======== Data for this exercise ========

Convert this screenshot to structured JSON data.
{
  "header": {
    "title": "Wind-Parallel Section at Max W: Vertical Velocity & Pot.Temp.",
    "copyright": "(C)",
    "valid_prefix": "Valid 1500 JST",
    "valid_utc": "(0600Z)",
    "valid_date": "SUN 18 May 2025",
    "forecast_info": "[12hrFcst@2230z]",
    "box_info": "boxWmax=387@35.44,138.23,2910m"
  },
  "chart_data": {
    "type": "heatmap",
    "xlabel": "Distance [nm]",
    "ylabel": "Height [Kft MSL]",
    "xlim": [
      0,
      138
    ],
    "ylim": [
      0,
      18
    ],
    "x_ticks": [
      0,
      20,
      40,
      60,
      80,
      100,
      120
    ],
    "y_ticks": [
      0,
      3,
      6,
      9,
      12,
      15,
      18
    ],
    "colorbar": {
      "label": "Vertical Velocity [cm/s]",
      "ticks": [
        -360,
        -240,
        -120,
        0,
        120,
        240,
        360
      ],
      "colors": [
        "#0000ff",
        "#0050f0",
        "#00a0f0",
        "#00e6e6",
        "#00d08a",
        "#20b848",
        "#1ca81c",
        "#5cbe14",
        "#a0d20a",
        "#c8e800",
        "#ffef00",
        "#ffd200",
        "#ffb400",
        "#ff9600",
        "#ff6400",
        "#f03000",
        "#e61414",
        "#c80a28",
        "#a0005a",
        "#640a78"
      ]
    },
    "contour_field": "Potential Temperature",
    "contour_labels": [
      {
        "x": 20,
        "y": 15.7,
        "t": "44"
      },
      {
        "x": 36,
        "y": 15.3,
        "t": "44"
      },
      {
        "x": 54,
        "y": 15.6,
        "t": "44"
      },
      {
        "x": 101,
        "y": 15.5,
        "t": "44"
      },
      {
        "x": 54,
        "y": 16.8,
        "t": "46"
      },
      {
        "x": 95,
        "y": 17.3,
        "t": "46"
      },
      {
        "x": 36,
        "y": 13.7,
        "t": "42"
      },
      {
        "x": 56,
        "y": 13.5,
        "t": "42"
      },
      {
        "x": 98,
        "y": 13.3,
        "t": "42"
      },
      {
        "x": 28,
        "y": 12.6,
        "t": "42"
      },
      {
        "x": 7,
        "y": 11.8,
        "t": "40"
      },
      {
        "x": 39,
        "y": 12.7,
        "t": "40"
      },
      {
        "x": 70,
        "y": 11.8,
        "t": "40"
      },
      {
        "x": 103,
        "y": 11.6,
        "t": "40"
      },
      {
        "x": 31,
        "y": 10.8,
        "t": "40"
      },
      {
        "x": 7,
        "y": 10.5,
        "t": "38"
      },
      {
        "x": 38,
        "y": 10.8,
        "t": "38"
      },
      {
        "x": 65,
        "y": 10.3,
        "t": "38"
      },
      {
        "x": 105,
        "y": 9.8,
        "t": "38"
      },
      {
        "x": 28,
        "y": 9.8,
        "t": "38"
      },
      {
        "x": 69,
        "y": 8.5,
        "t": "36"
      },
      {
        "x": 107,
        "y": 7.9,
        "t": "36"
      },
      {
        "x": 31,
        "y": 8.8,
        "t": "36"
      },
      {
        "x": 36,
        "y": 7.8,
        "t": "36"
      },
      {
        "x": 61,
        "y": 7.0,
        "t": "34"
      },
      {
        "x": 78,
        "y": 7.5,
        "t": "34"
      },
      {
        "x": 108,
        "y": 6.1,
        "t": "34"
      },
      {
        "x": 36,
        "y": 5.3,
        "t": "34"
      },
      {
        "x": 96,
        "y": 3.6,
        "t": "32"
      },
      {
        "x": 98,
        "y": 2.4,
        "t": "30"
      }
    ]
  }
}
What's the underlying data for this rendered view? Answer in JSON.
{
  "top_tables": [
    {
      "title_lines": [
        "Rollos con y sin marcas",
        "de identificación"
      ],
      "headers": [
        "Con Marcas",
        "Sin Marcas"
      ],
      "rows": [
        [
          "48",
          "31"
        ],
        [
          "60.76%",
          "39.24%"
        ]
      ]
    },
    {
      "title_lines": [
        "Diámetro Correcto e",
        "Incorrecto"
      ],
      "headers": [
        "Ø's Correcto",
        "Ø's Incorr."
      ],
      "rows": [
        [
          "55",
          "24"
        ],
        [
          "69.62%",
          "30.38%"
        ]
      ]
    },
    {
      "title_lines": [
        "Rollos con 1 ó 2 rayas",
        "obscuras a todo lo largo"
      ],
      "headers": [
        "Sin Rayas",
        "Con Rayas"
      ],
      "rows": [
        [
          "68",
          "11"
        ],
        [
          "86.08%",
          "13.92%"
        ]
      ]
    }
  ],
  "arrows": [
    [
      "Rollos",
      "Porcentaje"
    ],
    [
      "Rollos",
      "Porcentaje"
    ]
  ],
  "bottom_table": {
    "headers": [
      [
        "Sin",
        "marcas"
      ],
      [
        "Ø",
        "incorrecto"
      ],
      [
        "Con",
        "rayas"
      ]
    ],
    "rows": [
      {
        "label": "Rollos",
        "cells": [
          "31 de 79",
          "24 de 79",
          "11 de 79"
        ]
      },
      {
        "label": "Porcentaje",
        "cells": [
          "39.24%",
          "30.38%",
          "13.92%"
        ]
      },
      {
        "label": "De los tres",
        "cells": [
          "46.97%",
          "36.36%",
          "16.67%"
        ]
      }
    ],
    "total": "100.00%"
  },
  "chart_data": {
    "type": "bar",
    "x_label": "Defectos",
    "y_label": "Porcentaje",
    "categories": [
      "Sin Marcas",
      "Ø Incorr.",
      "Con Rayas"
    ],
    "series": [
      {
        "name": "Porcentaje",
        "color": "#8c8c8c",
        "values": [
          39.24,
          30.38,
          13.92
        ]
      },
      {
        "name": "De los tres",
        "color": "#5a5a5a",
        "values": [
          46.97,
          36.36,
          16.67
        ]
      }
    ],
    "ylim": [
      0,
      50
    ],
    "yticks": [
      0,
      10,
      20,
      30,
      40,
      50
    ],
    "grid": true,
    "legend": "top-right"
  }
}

========

_Given instruction_.
Set all of the records down again, exactly as they stand.

_Completed exercise_.
Convert this screenshot to structured JSON data.
{
  "header": {
    "title": "Wind-Parallel Section at Max W: Vertical Velocity & Pot.Temp.",
    "copyright": "(C)",
    "valid_prefix": "Valid 1500 JST",
    "valid_utc": "(0600Z)",
    "valid_date": "SUN 18 May 2025",
    "forecast_info": "[12hrFcst@2230z]",
    "box_info": "boxWmax=387@35.44,138.23,2910m"
  },
  "chart_data": {
    "type": "heatmap",
    "xlabel": "Distance [nm]",
    "ylabel": "Height [Kft MSL]",
    "xlim": [
      0,
      138
    ],
    "ylim": [
      0,
      18
    ],
    "x_ticks": [
      0,
      20,
      40,
      60,
      80,
      100,
      120
    ],
    "y_ticks": [
      0,
      3,
      6,
      9,
      12,
      15,
      18
    ],
    "colorbar": {
      "label": "Vertical Velocity [cm/s]",
      "ticks": [
        -360,
        -240,
        -120,
        0,
        120,
        240,
        360
      ],
      "colors": [
        "#0000ff",
        "#0050f0",
        "#00a0f0",
        "#00e6e6",
        "#00d08a",
        "#20b848",
        "#1ca81c",
        "#5cbe14",
        "#a0d20a",
        "#c8e800",
        "#ffef00",
        "#ffd200",
        "#ffb400",
        "#ff9600",
        "#ff6400",
        "#f03000",
        "#e61414",
        "#c80a28",
        "#a0005a",
        "#640a78"
      ]
    },
    "contour_field": "Potential Temperature",
    "contour_labels": [
      {
        "x": 20,
        "y": 15.7,
        "t": "44"
      },
      {
        "x": 36,
        "y": 15.3,
        "t": "44"
      },
      {
        "x": 54,
        "y": 15.6,
        "t": "44"
      },
      {
        "x": 101,
        "y": 15.5,
        "t": "44"
      },
      {
        "x": 54,
        "y": 16.8,
        "t": "46"
      },
      {
        "x": 95,
        "y": 17.3,
        "t": "46"
      },
      {
        "x": 36,
        "y": 13.7,
        "t": "42"
      },
      {
        "x": 56,
        "y": 13.5,
        "t": "42"
      },
      {
        "x": 98,
        "y": 13.3,
        "t": "42"
      },
      {
        "x": 28,
        "y": 12.6,
        "t": "42"
      },
      {
        "x": 7,
        "y": 11.8,
        "t": "40"
      },
      {
        "x": 39,
        "y": 12.7,
        "t": "40"
      },
      {
        "x": 70,
        "y": 11.8,
        "t": "40"
      },
      {
        "x": 103,
        "y": 11.6,
        "t": "40"
      },
      {
        "x": 31,
        "y": 10.8,
        "t": "40"
      },
      {
        "x": 7,
        "y": 10.5,
        "t": "38"
      },
      {
        "x": 38,
        "y": 10.8,
        "t": "38"
      },
      {
        "x": 65,
        "y": 10.3,
        "t": "38"
      },
      {
        "x": 105,
        "y": 9.8,
        "t": "38"
      },
      {
        "x": 28,
        "y": 9.8,
        "t": "38"
      },
      {
        "x": 69,
        "y": 8.5,
        "t": "36"
      },
      {
        "x": 107,
        "y": 7.9,
        "t": "36"
      },
      {
        "x": 31,
        "y": 8.8,
        "t": "36"
      },
      {
        "x": 36,
        "y": 7.8,
        "t": "36"
      },
      {
        "x": 61,
        "y": 7.0,
        "t": "34"
      },
      {
        "x": 78,
        "y": 7.5,
        "t": "34"
      },
      {
        "x": 108,
        "y": 6.1,
        "t": "34"
      },
      {
        "x": 36,
        "y": 5.3,
        "t": "34"
      },
      {
        "x": 96,
        "y": 3.6,
        "t": "32"
      },
      {
        "x": 98,
        "y": 2.4,
        "t": "30"
      }
    ]
  }
}
What's the underlying data for this rendered view? Answer in JSON.
{
  "top_tables": [
    {
      "title_lines": [
        "Rollos con y sin marcas",
        "de identificación"
      ],
      "headers": [
        "Con Marcas",
        "Sin Marcas"
      ],
      "rows": [
        [
          "48",
          "31"
        ],
        [
          "60.76%",
          "39.24%"
        ]
      ]
    },
    {
      "title_lines": [
        "Diámetro Correcto e",
        "Incorrecto"
      ],
      "headers": [
        "Ø's Correcto",
        "Ø's Incorr."
      ],
      "rows": [
        [
          "55",
          "24"
        ],
        [
          "69.62%",
          "30.38%"
        ]
      ]
    },
    {
      "title_lines": [
        "Rollos con 1 ó 2 rayas",
        "obscuras a todo lo largo"
      ],
      "headers": [
        "Sin Rayas",
        "Con Rayas"
      ],
      "rows": [
        [
          "68",
          "11"
        ],
        [
          "86.08%",
          "13.92%"
        ]
      ]
    }
  ],
  "arrows": [
    [
      "Rollos",
      "Porcentaje"
    ],
    [
      "Rollos",
      "Porcentaje"
    ]
  ],
  "bottom_table": {
    "headers": [
      [
        "Sin",
        "marcas"
      ],
      [
        "Ø",
        "incorrecto"
      ],
      [
        "Con",
        "rayas"
      ]
    ],
    "rows": [
      {
        "label": "Rollos",
        "cells": [
          "31 de 79",
          "24 de 79",
          "11 de 79"
        ]
      },
      {
        "label": "Porcentaje",
        "cells": [
          "39.24%",
          "30.38%",
          "13.92%"
        ]
      },
      {
        "label": "De los tres",
        "cells": [
          "46.97%",
          "36.36%",
          "16.67%"
        ]
      }
    ],
    "total": "100.00%"
  },
  "chart_data": {
    "type": "bar",
    "x_label": "Defectos",
    "y_label": "Porcentaje",
    "categories": [
      "Sin Marcas",
      "Ø Incorr.",
      "Con Rayas"
    ],
    "series": [
      {
        "name": "Porcentaje",
        "color": "#8c8c8c",
        "values": [
          39.24,
          30.38,
          13.92
        ]
      },
      {
        "name": "De los tres",
        "color": "#5a5a5a",
        "values": [
          46.97,
          36.36,
          16.67
        ]
      }
    ],
    "ylim": [
      0,
      50
    ],
    "yticks": [
      0,
      10,
      20,
      30,
      40,
      50
    ],
    "grid": true,
    "legend": "top-right"
  }
}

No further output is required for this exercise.